▽

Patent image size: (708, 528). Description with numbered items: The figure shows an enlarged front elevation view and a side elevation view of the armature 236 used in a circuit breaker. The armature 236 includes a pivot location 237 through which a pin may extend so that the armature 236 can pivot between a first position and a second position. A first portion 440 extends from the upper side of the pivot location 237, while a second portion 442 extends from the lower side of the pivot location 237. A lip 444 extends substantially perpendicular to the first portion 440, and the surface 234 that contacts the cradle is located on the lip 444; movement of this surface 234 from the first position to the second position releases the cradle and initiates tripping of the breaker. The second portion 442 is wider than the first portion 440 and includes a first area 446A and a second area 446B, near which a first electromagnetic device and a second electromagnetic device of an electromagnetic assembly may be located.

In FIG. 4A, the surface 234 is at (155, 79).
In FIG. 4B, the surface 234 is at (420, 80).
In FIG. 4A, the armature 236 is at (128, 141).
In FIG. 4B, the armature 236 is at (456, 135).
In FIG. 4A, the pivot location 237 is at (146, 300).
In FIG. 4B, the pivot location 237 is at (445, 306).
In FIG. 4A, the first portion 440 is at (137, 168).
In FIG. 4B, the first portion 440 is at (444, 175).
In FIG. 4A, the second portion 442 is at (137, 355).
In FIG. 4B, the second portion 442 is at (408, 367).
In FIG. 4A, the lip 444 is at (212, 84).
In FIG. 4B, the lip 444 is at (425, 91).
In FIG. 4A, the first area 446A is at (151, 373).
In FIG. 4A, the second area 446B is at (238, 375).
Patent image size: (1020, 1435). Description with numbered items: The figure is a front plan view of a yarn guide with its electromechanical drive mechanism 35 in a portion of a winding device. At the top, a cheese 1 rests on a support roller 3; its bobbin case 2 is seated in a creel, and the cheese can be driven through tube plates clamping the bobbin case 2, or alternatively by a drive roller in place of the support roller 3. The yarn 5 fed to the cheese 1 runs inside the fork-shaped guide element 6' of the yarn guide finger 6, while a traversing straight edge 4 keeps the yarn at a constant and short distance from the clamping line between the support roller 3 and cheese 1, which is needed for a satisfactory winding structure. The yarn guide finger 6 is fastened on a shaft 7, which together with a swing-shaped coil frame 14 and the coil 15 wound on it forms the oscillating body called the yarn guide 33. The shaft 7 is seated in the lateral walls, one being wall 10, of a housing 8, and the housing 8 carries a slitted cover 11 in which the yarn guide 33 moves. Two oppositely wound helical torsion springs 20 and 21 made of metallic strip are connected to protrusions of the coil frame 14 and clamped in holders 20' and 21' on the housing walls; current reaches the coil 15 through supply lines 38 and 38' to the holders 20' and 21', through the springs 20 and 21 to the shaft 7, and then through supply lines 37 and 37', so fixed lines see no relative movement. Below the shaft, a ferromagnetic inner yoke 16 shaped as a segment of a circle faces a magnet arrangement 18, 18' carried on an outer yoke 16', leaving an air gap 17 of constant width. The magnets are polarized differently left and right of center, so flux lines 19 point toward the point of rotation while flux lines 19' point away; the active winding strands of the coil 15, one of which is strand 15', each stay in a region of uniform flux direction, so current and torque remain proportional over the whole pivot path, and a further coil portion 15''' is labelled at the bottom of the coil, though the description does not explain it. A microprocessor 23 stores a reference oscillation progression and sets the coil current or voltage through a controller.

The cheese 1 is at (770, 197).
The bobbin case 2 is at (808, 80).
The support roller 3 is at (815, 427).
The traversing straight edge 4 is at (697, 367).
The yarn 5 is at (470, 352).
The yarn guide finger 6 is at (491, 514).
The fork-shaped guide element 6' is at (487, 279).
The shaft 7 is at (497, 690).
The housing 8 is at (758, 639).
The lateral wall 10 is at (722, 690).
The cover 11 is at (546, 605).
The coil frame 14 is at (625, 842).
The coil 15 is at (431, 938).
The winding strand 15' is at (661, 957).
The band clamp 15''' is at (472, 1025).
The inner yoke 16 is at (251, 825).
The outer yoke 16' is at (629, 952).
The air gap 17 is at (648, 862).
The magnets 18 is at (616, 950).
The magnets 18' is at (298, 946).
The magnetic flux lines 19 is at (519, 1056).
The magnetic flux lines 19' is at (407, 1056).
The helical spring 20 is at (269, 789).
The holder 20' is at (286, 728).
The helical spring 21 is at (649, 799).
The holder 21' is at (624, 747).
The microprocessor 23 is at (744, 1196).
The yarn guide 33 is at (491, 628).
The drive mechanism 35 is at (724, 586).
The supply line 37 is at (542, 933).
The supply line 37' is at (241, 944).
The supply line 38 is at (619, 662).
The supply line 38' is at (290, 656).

△

● **To be done**
Rewrite all of the records above, changing "Patent image size" to "Drawing size" wherever it occurs and leaving every other part as it is.

● **Answer**
Drawing size: (708, 528). Description with numbered items: The figure shows an enlarged front elevation view and a side elevation view of the armature 236 used in a circuit breaker. The armature 236 includes a pivot location 237 through which a pin may extend so that the armature 236 can pivot between a first position and a second position. A first portion 440 extends from the upper side of the pivot location 237, while a second portion 442 extends from the lower side of the pivot location 237. A lip 444 extends substantially perpendicular to the first portion 440, and the surface 234 that contacts the cradle is located on the lip 444; movement of this surface 234 from the first position to the second position releases the cradle and initiates tripping of the breaker. The second portion 442 is wider than the first portion 440 and includes a first area 446A and a second area 446B, near which a first electromagnetic device and a second electromagnetic device of an electromagnetic assembly may be located.

In FIG. 4A, the surface 234 is at (155, 79).
In FIG. 4B, the surface 234 is at (420, 80).
In FIG. 4A, the armature 236 is at (128, 141).
In FIG. 4B, the armature 236 is at (456, 135).
In FIG. 4A, the pivot location 237 is at (146, 300).
In FIG. 4B, the pivot location 237 is at (445, 306).
In FIG. 4A, the first portion 440 is at (137, 168).
In FIG. 4B, the first portion 440 is at (444, 175).
In FIG. 4A, the second portion 442 is at (137, 355).
In FIG. 4B, the second portion 442 is at (408, 367).
In FIG. 4A, the lip 444 is at (212, 84).
In FIG. 4B, the lip 444 is at (425, 91).
In FIG. 4A, the first area 446A is at (151, 373).
In FIG. 4A, the second area 446B is at (238, 375).
Drawing size: (1020, 1435). Description with numbered items: The figure is a front plan view of a yarn guide with its electromechanical drive mechanism 35 in a portion of a winding device. At the top, a cheese 1 rests on a support roller 3; its bobbin case 2 is seated in a creel, and the cheese can be driven through tube plates clamping the bobbin case 2, or alternatively by a drive roller in place of the support roller 3. The yarn 5 fed to the cheese 1 runs inside the fork-shaped guide element 6' of the yarn guide finger 6, while a traversing straight edge 4 keeps the yarn at a constant and short distance from the clamping line between the support roller 3 and cheese 1, which is needed for a satisfactory winding structure. The yarn guide finger 6 is fastened on a shaft 7, which together with a swing-shaped coil frame 14 and the coil 15 wound on it forms the oscillating body called the yarn guide 33. The shaft 7 is seated in the lateral walls, one being wall 10, of a housing 8, and the housing 8 carries a slitted cover 11 in which the yarn guide 33 moves. Two oppositely wound helical torsion springs 20 and 21 made of metallic strip are connected to protrusions of the coil frame 14 and clamped in holders 20' and 21' on the housing walls; current reaches the coil 15 through supply lines 38 and 38' to the holders 20' and 21', through the springs 20 and 21 to the shaft 7, and then through supply lines 37 and 37', so fixed lines see no relative movement. Below the shaft, a ferromagnetic inner yoke 16 shaped as a segment of a circle faces a magnet arrangement 18, 18' carried on an outer yoke 16', leaving an air gap 17 of constant width. The magnets are polarized differently left and right of center, so flux lines 19 point toward the point of rotation while flux lines 19' point away; the active winding strands of the coil 15, one of which is strand 15', each stay in a region of uniform flux direction, so current and torque remain proportional over the whole pivot path, and a further coil portion 15''' is labelled at the bottom of the coil, though the description does not explain it. A microprocessor 23 stores a reference oscillation progression and sets the coil current or voltage through a controller.

The cheese 1 is at (770, 197).
The bobbin case 2 is at (808, 80).
The support roller 3 is at (815, 427).
The traversing straight edge 4 is at (697, 367).
The yarn 5 is at (470, 352).
The yarn guide finger 6 is at (491, 514).
The fork-shaped guide element 6' is at (487, 279).
The shaft 7 is at (497, 690).
The housing 8 is at (758, 639).
The lateral wall 10 is at (722, 690).
The cover 11 is at (546, 605).
The coil frame 14 is at (625, 842).
The coil 15 is at (431, 938).
The winding strand 15' is at (661, 957).
The band clamp 15''' is at (472, 1025).
The inner yoke 16 is at (251, 825).
The outer yoke 16' is at (629, 952).
The air gap 17 is at (648, 862).
The magnets 18 is at (616, 950).
The magnets 18' is at (298, 946).
The magnetic flux lines 19 is at (519, 1056).
The magnetic flux lines 19' is at (407, 1056).
The helical spring 20 is at (269, 789).
The holder 20' is at (286, 728).
The helical spring 21 is at (649, 799).
The holder 21' is at (624, 747).
The microprocessor 23 is at (744, 1196).
The yarn guide 33 is at (491, 628).
The drive mechanism 35 is at (724, 586).
The supply line 37 is at (542, 933).
The supply line 37' is at (241, 944).
The supply line 38 is at (619, 662).
The supply line 38' is at (290, 656).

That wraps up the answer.